## WORK REQUIRED
Select all lines in the records that include "能通过提炼加工感性材料".

## DATA PROVIDED
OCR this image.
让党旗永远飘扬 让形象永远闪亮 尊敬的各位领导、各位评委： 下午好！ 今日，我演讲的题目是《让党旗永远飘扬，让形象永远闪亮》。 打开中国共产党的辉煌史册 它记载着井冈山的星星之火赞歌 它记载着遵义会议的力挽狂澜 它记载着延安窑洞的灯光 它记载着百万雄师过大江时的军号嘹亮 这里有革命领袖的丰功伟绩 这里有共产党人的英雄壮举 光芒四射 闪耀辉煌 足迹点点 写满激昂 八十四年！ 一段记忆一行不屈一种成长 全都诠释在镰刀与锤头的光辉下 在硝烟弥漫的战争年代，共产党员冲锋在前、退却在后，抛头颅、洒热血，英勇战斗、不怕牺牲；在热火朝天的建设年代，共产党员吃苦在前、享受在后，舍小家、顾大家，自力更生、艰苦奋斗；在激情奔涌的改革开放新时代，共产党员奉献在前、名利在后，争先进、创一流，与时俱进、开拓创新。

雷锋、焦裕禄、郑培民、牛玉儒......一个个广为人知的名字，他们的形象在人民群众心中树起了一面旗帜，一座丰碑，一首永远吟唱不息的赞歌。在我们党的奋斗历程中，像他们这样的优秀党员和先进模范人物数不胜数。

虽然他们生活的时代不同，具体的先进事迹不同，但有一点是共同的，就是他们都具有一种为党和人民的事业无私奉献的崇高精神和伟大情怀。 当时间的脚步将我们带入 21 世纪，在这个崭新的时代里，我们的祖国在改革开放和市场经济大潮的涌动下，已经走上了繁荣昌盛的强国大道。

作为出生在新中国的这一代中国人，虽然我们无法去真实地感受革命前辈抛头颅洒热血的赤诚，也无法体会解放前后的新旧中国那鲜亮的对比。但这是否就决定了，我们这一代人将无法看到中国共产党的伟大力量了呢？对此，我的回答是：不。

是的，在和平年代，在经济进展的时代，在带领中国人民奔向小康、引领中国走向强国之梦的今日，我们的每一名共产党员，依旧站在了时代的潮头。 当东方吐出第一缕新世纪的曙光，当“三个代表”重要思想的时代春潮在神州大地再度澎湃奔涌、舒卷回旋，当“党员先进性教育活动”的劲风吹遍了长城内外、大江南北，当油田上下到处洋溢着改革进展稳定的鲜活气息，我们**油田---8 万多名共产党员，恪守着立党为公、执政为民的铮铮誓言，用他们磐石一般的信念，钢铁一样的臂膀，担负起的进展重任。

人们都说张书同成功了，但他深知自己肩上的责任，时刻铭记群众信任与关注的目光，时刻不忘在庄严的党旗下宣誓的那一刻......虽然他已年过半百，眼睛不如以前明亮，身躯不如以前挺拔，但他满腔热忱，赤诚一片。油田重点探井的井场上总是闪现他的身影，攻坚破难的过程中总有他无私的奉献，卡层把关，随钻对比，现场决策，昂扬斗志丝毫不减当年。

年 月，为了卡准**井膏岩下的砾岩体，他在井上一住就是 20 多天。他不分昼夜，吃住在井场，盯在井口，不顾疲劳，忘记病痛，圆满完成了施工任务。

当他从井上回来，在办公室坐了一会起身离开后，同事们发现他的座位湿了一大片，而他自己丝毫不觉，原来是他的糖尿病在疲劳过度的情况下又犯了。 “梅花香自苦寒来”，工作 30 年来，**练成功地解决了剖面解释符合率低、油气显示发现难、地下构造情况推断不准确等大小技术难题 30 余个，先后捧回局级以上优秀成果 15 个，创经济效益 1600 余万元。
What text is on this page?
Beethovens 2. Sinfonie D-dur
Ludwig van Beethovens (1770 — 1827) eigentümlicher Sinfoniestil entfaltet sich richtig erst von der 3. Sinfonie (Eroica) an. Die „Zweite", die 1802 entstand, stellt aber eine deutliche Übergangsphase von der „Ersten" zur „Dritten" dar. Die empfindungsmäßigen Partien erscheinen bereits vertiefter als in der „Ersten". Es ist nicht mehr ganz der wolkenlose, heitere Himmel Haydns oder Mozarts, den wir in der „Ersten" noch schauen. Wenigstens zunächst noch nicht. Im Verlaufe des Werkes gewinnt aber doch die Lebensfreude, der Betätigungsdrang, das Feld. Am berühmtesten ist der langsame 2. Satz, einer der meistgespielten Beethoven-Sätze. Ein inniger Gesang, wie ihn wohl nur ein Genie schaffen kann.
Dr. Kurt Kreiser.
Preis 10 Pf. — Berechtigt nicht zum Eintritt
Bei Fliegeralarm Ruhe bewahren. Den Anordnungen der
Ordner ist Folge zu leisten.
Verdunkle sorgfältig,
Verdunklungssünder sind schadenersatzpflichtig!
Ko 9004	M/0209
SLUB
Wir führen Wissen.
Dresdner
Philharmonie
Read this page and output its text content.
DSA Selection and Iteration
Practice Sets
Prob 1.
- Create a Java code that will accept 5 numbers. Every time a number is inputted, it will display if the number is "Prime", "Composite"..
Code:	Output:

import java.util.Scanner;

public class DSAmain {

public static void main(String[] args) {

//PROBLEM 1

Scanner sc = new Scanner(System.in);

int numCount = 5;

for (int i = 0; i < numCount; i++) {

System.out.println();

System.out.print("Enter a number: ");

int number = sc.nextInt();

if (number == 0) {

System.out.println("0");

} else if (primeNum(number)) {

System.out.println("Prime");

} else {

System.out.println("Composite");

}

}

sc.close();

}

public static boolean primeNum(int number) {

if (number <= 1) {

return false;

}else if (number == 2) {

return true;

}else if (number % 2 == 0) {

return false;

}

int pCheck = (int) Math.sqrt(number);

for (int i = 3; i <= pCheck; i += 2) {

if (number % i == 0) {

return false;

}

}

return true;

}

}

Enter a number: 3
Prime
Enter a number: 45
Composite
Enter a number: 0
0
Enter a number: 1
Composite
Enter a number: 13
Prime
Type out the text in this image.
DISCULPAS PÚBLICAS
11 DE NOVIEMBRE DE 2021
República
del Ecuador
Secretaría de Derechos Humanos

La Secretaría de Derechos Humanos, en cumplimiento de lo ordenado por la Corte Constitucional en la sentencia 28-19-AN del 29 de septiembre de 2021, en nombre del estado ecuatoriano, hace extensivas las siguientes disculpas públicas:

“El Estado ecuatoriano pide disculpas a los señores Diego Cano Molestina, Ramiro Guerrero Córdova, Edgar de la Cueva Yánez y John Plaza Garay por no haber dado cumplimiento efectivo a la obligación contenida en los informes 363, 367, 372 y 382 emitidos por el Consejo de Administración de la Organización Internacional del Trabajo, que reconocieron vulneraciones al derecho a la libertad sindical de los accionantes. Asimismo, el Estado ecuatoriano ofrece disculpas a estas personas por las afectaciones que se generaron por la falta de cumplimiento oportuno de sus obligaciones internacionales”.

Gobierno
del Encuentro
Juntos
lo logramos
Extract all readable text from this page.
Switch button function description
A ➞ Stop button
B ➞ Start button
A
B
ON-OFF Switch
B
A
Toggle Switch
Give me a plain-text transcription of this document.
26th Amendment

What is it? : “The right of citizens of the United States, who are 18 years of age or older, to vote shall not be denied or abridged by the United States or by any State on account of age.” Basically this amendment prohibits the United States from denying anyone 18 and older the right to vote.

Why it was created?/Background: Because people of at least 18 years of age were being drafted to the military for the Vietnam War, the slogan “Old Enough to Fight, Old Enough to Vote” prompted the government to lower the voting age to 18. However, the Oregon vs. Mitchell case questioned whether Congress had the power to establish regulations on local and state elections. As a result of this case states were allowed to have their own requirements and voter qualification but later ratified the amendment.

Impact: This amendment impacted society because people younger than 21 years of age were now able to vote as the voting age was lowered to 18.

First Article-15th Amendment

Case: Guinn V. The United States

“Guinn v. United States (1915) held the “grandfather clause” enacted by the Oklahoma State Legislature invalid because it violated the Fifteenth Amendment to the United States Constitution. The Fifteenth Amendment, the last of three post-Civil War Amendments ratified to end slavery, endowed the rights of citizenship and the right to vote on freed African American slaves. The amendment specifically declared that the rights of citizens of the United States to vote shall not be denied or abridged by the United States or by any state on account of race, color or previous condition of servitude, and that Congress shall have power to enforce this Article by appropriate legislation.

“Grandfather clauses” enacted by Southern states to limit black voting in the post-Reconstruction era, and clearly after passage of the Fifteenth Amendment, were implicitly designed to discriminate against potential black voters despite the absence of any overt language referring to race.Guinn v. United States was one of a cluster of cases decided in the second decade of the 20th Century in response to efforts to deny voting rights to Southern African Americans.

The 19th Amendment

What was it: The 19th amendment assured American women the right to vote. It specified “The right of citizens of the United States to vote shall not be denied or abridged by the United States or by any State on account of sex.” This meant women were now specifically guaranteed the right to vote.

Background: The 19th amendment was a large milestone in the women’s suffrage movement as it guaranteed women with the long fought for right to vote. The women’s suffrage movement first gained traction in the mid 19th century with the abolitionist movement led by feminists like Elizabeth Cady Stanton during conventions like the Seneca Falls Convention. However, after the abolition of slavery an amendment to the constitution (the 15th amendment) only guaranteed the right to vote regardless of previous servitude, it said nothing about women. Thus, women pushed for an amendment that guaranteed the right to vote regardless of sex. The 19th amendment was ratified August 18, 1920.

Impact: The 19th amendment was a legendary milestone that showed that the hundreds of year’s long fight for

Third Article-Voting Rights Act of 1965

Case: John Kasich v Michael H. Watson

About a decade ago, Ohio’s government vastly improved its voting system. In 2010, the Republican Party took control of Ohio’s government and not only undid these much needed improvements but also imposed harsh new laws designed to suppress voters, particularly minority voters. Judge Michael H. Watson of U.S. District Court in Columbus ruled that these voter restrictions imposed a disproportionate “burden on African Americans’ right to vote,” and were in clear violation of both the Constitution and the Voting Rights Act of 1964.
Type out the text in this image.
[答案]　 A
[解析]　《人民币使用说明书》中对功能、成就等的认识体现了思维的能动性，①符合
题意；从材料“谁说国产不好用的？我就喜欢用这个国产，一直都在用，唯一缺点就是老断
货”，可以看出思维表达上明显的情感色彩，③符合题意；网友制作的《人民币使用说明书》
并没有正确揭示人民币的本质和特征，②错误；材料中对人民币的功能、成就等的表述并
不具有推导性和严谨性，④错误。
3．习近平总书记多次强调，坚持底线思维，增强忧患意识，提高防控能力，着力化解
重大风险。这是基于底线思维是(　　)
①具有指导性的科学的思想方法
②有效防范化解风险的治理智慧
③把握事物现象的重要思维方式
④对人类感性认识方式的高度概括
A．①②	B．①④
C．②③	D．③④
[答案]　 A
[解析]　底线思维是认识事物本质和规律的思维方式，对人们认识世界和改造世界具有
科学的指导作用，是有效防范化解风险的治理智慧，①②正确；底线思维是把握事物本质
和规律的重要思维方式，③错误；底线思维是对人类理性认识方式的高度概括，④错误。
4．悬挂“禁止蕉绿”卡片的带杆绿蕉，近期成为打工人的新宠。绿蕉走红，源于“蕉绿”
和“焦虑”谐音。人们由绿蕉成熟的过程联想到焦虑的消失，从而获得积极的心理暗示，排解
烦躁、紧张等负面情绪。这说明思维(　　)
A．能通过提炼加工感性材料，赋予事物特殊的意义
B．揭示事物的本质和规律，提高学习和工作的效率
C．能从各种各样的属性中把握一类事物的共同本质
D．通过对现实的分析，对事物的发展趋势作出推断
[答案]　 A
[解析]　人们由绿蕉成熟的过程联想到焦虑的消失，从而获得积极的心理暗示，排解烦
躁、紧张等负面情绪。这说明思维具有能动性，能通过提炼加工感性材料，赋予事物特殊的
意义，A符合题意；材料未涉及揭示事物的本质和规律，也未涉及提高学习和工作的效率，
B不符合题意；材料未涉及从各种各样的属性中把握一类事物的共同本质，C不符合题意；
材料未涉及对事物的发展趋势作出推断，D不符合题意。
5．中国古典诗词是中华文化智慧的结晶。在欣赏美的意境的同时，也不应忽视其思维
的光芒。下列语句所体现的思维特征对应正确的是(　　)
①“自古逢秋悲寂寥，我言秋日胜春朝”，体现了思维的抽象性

## EXERCISE OUTPUT
A．能通过提炼加工感性材料，赋予事物特殊的意义
躁、紧张等负面情绪。这说明思维具有能动性，能通过提炼加工感性材料，赋予事物特殊的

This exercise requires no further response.